**Source data**
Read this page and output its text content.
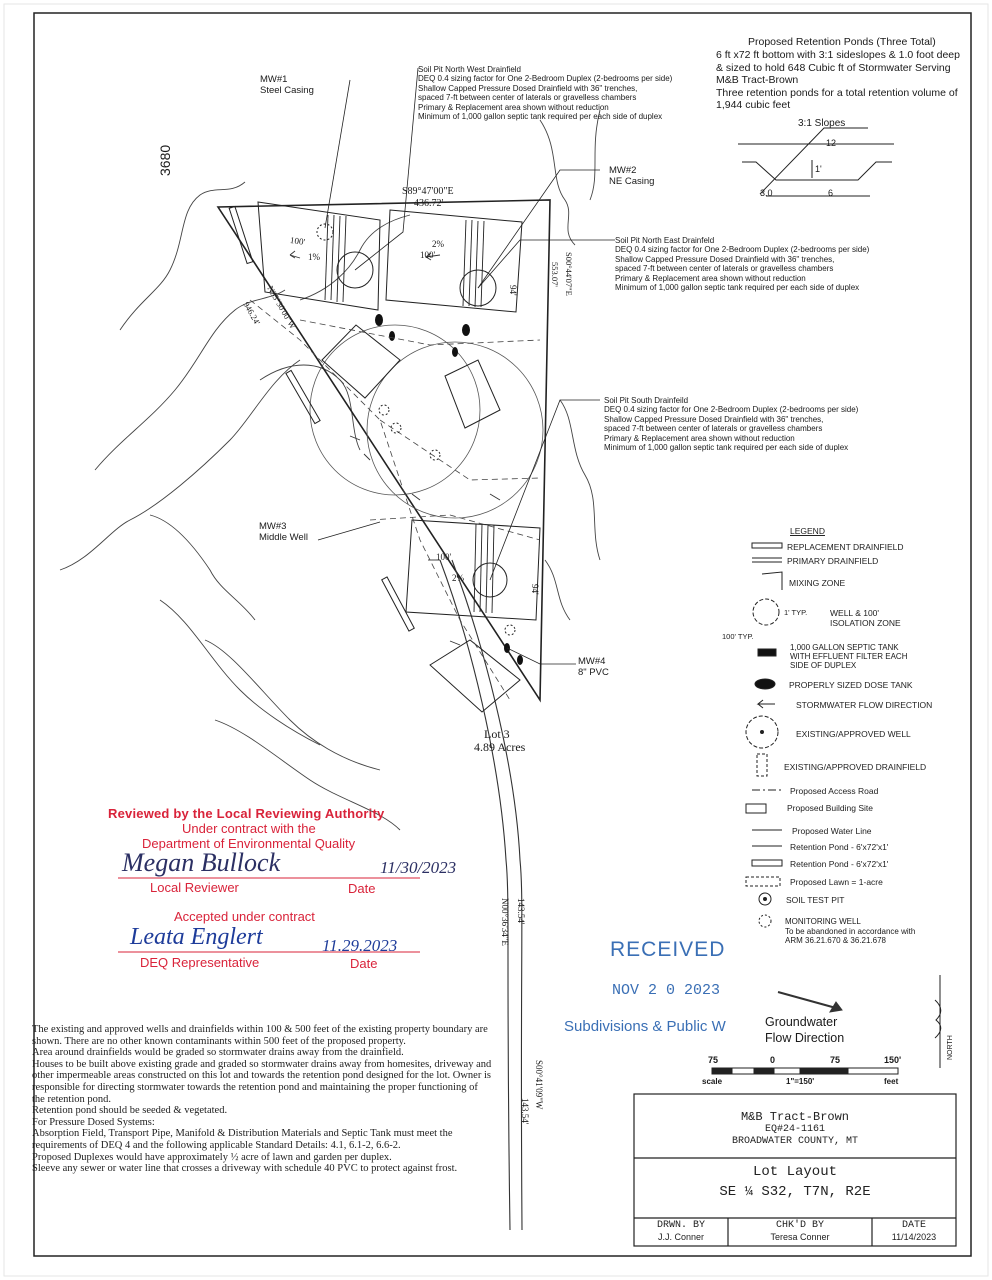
3680
Proposed Retention Ponds (Three Total)
6 ft x72 ft bottom with 3:1 sideslopes & 1.0 foot deep
& sized to hold 648 Cubic ft of Stormwater Serving
M&B Tract-Brown
Three retention ponds for a total retention volume of
1,944 cubic feet
3:1 Slopes
12
1'
3.0	6
MW#1
Steel Casing
MW#2
NE Casing
MW#3
Middle Well
MW#4
8" PVC
Soil Pit North West Drainfield
DEQ 0.4 sizing factor for One 2-Bedroom Duplex (2-bedrooms per side)
Shallow Capped Pressure Dosed Drainfield with 36" trenches,
spaced 7-ft between center of laterals or gravelless chambers
Primary & Replacement area shown without reduction
Minimum of 1,000 gallon septic tank required per each side of duplex
Soil Pit North East Drainfeld
DEQ 0.4 sizing factor for One 2-Bedroom Duplex (2-bedrooms per side)
Shallow Capped Pressure Dosed Drainfield with 36" trenches,
spaced 7-ft between center of laterals or gravelless chambers
Primary & Replacement area shown without reduction
Minimum of 1,000 gallon septic tank required per each side of duplex
Soil Pit South Drainfeild
DEQ 0.4 sizing factor for One 2-Bedroom Duplex (2-bedrooms per side)
Shallow Capped Pressure Dosed Drainfield with 36" trenches,
spaced 7-ft between center of laterals or gravelless chambers
Primary & Replacement area shown without reduction
Minimum of 1,000 gallon septic tank required per each side of duplex
S89°47'00"E
436.72'
N35°30'00"W
946.24'
S00°44'07"E
553.07'
N00°36'34"E 143.54'
S00°41'09"W
143.54'
Lot 3
4.89 Acres
100'
1%	100'
2%
100'
2%
94'
94'
LEGEND
REPLACEMENT DRAINFIELD
PRIMARY DRAINFIELD
MIXING ZONE
1' TYP.	WELL & 100' ISOLATION ZONE
100' TYP.
1,000 GALLON SEPTIC TANK
WITH EFFLUENT FILTER EACH
SIDE OF DUPLEX
PROPERLY SIZED DOSE TANK
STORMWATER FLOW DIRECTION
EXISTING/APPROVED WELL
EXISTING/APPROVED DRAINFIELD
Proposed Access Road
Proposed Building Site
Proposed Water Line
Retention Pond - 6'x72'x1'
Retention Pond - 6'x72'x1'
Proposed Lawn = 1-acre
SOIL TEST PIT
MONITORING WELL
To be abandoned in accordance with
ARM 36.21.670 & 36.21.678
Reviewed by the Local Reviewing Authority
Under contract with the
Department of Environmental Quality
Megan Bullock	11/30/2023
Local Reviewer	Date
Accepted under contract
Leata Englert	11.29.2023
DEQ Representative	Date
RECEIVED
NOV 2 0 2023
Subdivisions & Public W	Groundwater
Flow Direction
75	0	75	150'
scale	1"=150'	feet
NORTH
The existing and approved wells and drainfields within 100 & 500 feet of the existing property boundary are shown. There are no other known contaminants within 500 feet of the proposed property.
Area around drainfields would be graded so stormwater drains away from the drainfield.
Houses to be built above existing grade and graded so stormwater drains away from homesites, driveway and other impermeable areas constructed on this lot and towards the retention pond designed for the lot. Owner is responsible for directing stormwater towards the retention pond and maintaining the proper functioning of the retention pond.
Retention pond should be seeded & vegetated.
For Pressure Dosed Systems:
Absorption Field, Transport Pipe, Manifold & Distribution Materials and Septic Tank must meet the requirements of DEQ 4 and the following applicable Standard Details: 4.1, 6.1-2, 6.6-2.
Proposed Duplexes would have approximately ½ acre of lawn and garden per duplex.
Sleeve any sewer or water line that crosses a driveway with schedule 40 PVC to protect against frost.
M&B Tract-Brown
EQ#24-1161
BROADWATER COUNTY, MT
Lot Layout
SE ¼ S32, T7N, R2E
DRWN. BY
J.J. Conner
CHK'D BY
Teresa Conner
DATE
11/14/2023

**Task instructions**
Scan the material above for the string "from" and return the lines that hold it.

**Exercise output**
Area around drainfields would be graded so stormwater drains away from the drainfield.
Houses to be built above existing grade and graded so stormwater drains away from homesites, driveway and other impermeable areas constructed on this lot and towards the retention pond designed for the lot. Owner is responsible for directing stormwater towards the retention pond and maintaining the proper functioning of the retention pond.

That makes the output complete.